-- start Available data --

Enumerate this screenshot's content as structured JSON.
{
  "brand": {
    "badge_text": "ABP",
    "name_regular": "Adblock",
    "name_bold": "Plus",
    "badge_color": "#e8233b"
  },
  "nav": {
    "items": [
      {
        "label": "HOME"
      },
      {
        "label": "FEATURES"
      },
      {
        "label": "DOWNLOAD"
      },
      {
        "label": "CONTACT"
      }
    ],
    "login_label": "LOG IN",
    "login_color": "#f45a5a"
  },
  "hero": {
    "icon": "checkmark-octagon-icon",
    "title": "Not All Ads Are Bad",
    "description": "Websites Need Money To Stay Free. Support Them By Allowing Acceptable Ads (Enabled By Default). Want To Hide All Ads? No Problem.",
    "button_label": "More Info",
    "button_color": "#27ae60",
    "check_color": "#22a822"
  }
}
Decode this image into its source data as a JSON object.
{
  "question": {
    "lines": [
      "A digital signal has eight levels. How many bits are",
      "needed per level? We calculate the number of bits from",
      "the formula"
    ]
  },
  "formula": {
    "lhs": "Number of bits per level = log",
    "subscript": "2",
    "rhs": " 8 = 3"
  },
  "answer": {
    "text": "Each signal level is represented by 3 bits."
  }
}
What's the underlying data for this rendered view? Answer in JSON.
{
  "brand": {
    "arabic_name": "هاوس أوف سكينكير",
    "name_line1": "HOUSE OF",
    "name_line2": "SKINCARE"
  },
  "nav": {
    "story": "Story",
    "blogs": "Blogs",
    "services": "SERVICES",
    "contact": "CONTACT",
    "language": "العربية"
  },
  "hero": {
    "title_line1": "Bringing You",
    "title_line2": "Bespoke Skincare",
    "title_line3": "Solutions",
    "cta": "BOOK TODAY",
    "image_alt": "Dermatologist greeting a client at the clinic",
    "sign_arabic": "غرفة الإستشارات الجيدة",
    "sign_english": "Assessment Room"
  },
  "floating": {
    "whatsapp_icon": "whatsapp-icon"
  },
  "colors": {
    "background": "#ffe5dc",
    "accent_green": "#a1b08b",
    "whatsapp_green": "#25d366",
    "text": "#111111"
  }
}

-- end Available data --

--- Stated exercise ---
Show, from the material above, each line that includes the string "signal".

--- Output of the task ---
      "A digital signal has eight levels. How many bits are",
    "text": "Each signal level is represented by 3 bits."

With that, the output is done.